Data records
>> Start

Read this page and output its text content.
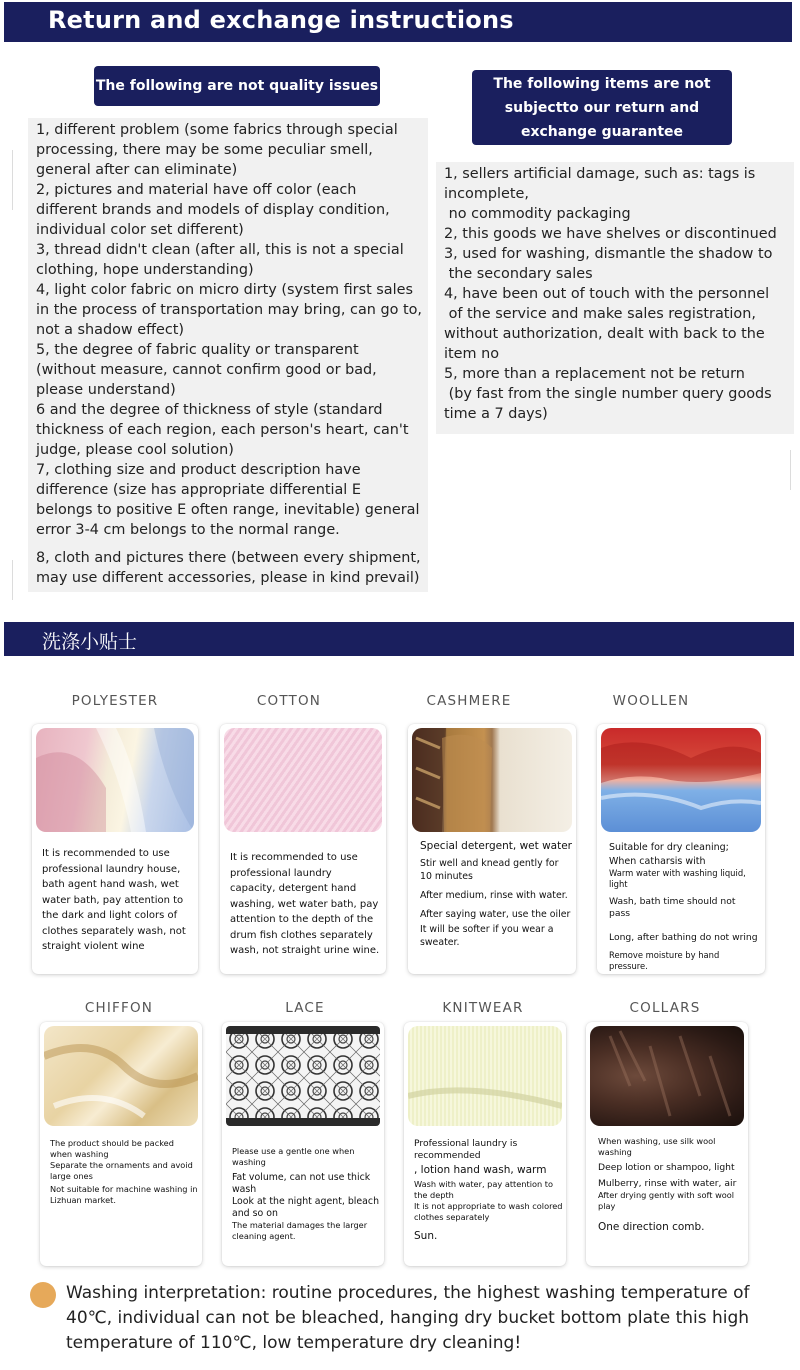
Return and exchange instructions
The following are not quality issues	The following items are not
subjectto our return and
exchange guarantee

1, different problem (some fabrics through special processing, there may be some peculiar smell, general after can eliminate)

2, pictures and material have off color (each different brands and models of display condition, individual color set different)

3, thread didn't clean (after all, this is not a special clothing, hope understanding)

4, light color fabric on micro dirty (system first sales in the process of transportation may bring, can go to, not a shadow effect)

5, the degree of fabric quality or transparent (without measure, cannot confirm good or bad, please understand)

6 and the degree of thickness of style (standard thickness of each region, each person's heart, can't judge, please cool solution)

7, clothing size and product description have difference (size has appropriate differential E belongs to positive E often range, inevitable) general error 3-4 cm belongs to the normal range.

8, cloth and pictures there (between every shipment, may use different accessories, please in kind prevail)

1, sellers artificial damage, such as: tags is incomplete,
no commodity packaging

2, this goods we have shelves or discontinued

3, used for washing, dismantle the shadow to
the secondary sales

4, have been out of touch with the personnel
of the service and make sales registration, without authorization, dealt with back to the item no

5, more than a replacement not be return
(by fast from the single number query goods time a 7 days)

洗涤小贴士
POLYESTER

It is recommended to use professional laundry house, bath agent hand wash, wet water bath, pay attention to the dark and light colors of clothes separately wash, not straight violent wine

COTTON

It is recommended to use professional laundry capacity, detergent hand washing, wet water bath, pay attention to the depth of the drum fish clothes separately wash, not straight urine wine.

CASHMERE

Special detergent, wet water

Stir well and knead gently for 10 minutes

After medium, rinse with water.

After saying water, use the oiler

It will be softer if you wear a sweater.

WOOLLEN

Suitable for dry cleaning;

When catharsis with

Warm water with washing liquid, light

Wash, bath time should not pass

Long, after bathing do not wring

Remove moisture by hand pressure.

CHIFFON

The product should be packed when washing

Separate the ornaments and avoid large ones

Not suitable for machine washing in Lizhuan market.

LACE

Please use a gentle one when washing

Fat volume, can not use thick wash

Look at the night agent, bleach and so on

The material damages the larger cleaning agent.

KNITWEAR

Professional laundry is recommended

, lotion hand wash, warm

Wash with water, pay attention to the depth

It is not appropriate to wash colored clothes separately

Sun.

COLLARS

When washing, use silk wool washing

Deep lotion or shampoo, light

Mulberry, rinse with water, air

After drying gently with soft wool play

One direction comb.

Washing interpretation: routine procedures, the highest washing temperature of 40℃, individual can not be bleached, hanging dry bucket bottom plate this high temperature of 110℃, low temperature dry cleaning!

>> End

§ **Task details**:
Reproduce all of the material exactly, apart from the pictures.

§ **Response to this exercise**:
Read this page and output its text content.
Return and exchange instructions
The following are not quality issues	The following items are not
subjectto our return and
exchange guarantee

1, different problem (some fabrics through special processing, there may be some peculiar smell, general after can eliminate)

2, pictures and material have off color (each different brands and models of display condition, individual color set different)

3, thread didn't clean (after all, this is not a special clothing, hope understanding)

4, light color fabric on micro dirty (system first sales in the process of transportation may bring, can go to, not a shadow effect)

5, the degree of fabric quality or transparent (without measure, cannot confirm good or bad, please understand)

6 and the degree of thickness of style (standard thickness of each region, each person's heart, can't judge, please cool solution)

7, clothing size and product description have difference (size has appropriate differential E belongs to positive E often range, inevitable) general error 3-4 cm belongs to the normal range.

8, cloth and pictures there (between every shipment, may use different accessories, please in kind prevail)

1, sellers artificial damage, such as: tags is incomplete,
no commodity packaging

2, this goods we have shelves or discontinued

3, used for washing, dismantle the shadow to
the secondary sales

4, have been out of touch with the personnel
of the service and make sales registration, without authorization, dealt with back to the item no

5, more than a replacement not be return
(by fast from the single number query goods time a 7 days)

洗涤小贴士
POLYESTER

It is recommended to use professional laundry house, bath agent hand wash, wet water bath, pay attention to the dark and light colors of clothes separately wash, not straight violent wine

COTTON

It is recommended to use professional laundry capacity, detergent hand washing, wet water bath, pay attention to the depth of the drum fish clothes separately wash, not straight urine wine.

CASHMERE

Special detergent, wet water

Stir well and knead gently for 10 minutes

After medium, rinse with water.

After saying water, use the oiler

It will be softer if you wear a sweater.

WOOLLEN

Suitable for dry cleaning;

When catharsis with

Warm water with washing liquid, light

Wash, bath time should not pass

Long, after bathing do not wring

Remove moisture by hand pressure.

CHIFFON

The product should be packed when washing

Separate the ornaments and avoid large ones

Not suitable for machine washing in Lizhuan market.

LACE

Please use a gentle one when washing

Fat volume, can not use thick wash

Look at the night agent, bleach and so on

The material damages the larger cleaning agent.

KNITWEAR

Professional laundry is recommended

, lotion hand wash, warm

Wash with water, pay attention to the depth

It is not appropriate to wash colored clothes separately

Sun.

COLLARS

When washing, use silk wool washing

Deep lotion or shampoo, light

Mulberry, rinse with water, air

After drying gently with soft wool play

One direction comb.

Washing interpretation: routine procedures, the highest washing temperature of 40℃, individual can not be bleached, hanging dry bucket bottom plate this high temperature of 110℃, low temperature dry cleaning!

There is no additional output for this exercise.